#### Instructions to follow
Rewrite the lines below, replacing every occurrence of "Testing" with "Diagnostics" and leaving everything else unchanged. Leave out the pictures.

#### Given entries
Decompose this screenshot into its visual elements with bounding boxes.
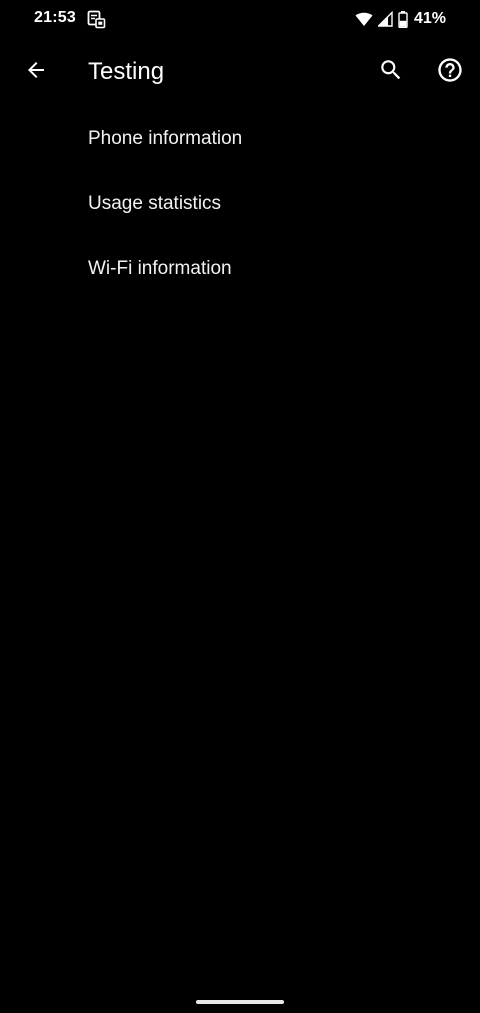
battery-percent: 41% (413, 10, 446, 27)
list-item-label: Phone information (88, 127, 243, 149)
arrow-back-icon (24, 58, 48, 87)
status-time: 21:53 (34, 9, 76, 26)
search-icon (378, 57, 404, 88)
list-item-usage-statistics[interactable]: Usage statistics (0, 171, 480, 236)
wifi-icon (355, 11, 373, 27)
list-item-phone-information[interactable]: Phone information (0, 106, 480, 171)
list-item-label: Wi-Fi information (88, 257, 232, 279)
back-button[interactable] (14, 50, 58, 94)
sim-card-notification-icon (86, 9, 106, 29)
help-icon (436, 56, 464, 89)
status-indicators: 41% (355, 9, 446, 29)
help-button[interactable] (428, 50, 472, 94)
cell-signal-icon (377, 11, 393, 27)
search-button[interactable] (369, 50, 413, 94)
status-bar: 21:53 41% (0, 0, 480, 38)
list-item-wifi-information[interactable]: Wi-Fi information (0, 236, 480, 301)
battery-icon (398, 10, 408, 28)
settings-list: Phone information Usage statistics Wi-Fi… (0, 106, 480, 301)
app-bar: Testing (0, 38, 480, 106)
gesture-navigation-handle[interactable] (196, 1000, 284, 1004)
list-item-label: Usage statistics (88, 192, 222, 214)
page-title: Testing (88, 58, 165, 85)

#### Task answer
Decompose this screenshot into its visual elements with bounding boxes.
battery-percent: 41% (413, 10, 446, 27)
list-item-label: Phone information (88, 127, 243, 149)
arrow-back-icon (24, 58, 48, 87)
status-time: 21:53 (34, 9, 76, 26)
search-icon (378, 57, 404, 88)
list-item-usage-statistics[interactable]: Usage statistics (0, 171, 480, 236)
wifi-icon (355, 11, 373, 27)
list-item-phone-information[interactable]: Phone information (0, 106, 480, 171)
list-item-label: Wi-Fi information (88, 257, 232, 279)
back-button[interactable] (14, 50, 58, 94)
sim-card-notification-icon (86, 9, 106, 29)
help-icon (436, 56, 464, 89)
status-indicators: 41% (355, 9, 446, 29)
help-button[interactable] (428, 50, 472, 94)
cell-signal-icon (377, 11, 393, 27)
search-button[interactable] (369, 50, 413, 94)
status-bar: 21:53 41% (0, 0, 480, 38)
list-item-wifi-information[interactable]: Wi-Fi information (0, 236, 480, 301)
battery-icon (398, 10, 408, 28)
settings-list: Phone information Usage statistics Wi-Fi… (0, 106, 480, 301)
app-bar: Diagnostics (0, 38, 480, 106)
gesture-navigation-handle[interactable] (196, 1000, 284, 1004)
list-item-label: Usage statistics (88, 192, 222, 214)
page-title: Diagnostics (88, 58, 165, 85)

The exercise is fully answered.